== PROBLEM DESCRIPTION ==
Below are some records; give them all again exactly, but not the pictures.
##### DATASET
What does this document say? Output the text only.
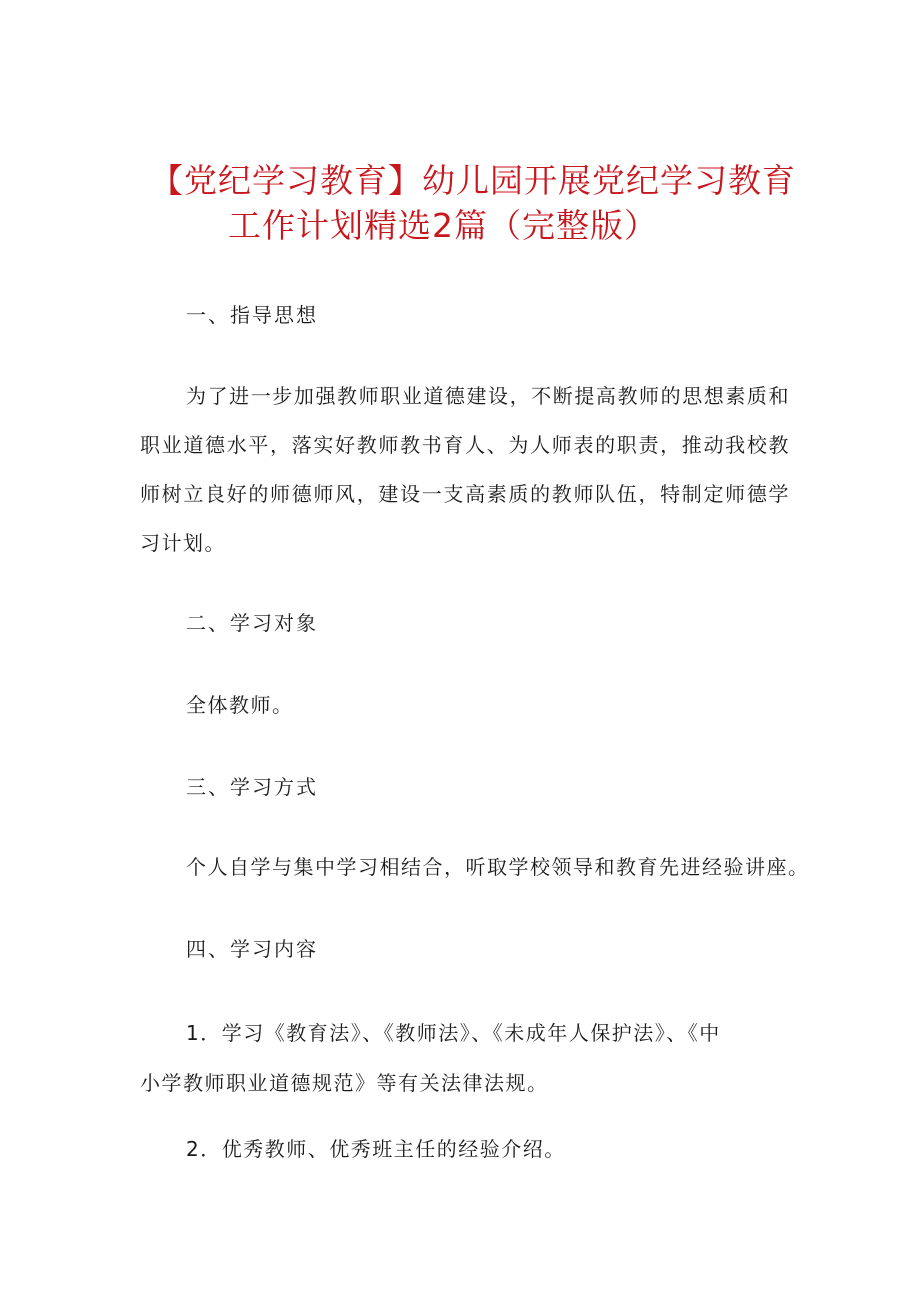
【党纪学习教育】幼儿园开展党纪学习教育
工作计划精选2篇（完整版）
一、指导思想
为了进一步加强教师职业道德建设，不断提高教师的思想素质和职业道德水平，落实好教师教书育人、为人师表的职责，推动我校教师树立良好的师德师风，建设一支高素质的教师队伍，特制定师德学习计划。
二、学习对象
全体教师。
三、学习方式
个人自学与集中学习相结合，听取学校领导和教育先进经验讲座。
四、学习内容
1．学习《教育法》、《教师法》、《未成年人保护法》、《中
小学教师职业道德规范》等有关法律法规。
2．优秀教师、优秀班主任的经验介绍。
##########
== ANSWER FOR THIS EXERCISE ==
What does this document say? Output the text only.
【党纪学习教育】幼儿园开展党纪学习教育
工作计划精选2篇（完整版）
一、指导思想
为了进一步加强教师职业道德建设，不断提高教师的思想素质和职业道德水平，落实好教师教书育人、为人师表的职责，推动我校教师树立良好的师德师风，建设一支高素质的教师队伍，特制定师德学习计划。
二、学习对象
全体教师。
三、学习方式
个人自学与集中学习相结合，听取学校领导和教育先进经验讲座。
四、学习内容
1．学习《教育法》、《教师法》、《未成年人保护法》、《中
小学教师职业道德规范》等有关法律法规。
2．优秀教师、优秀班主任的经验介绍。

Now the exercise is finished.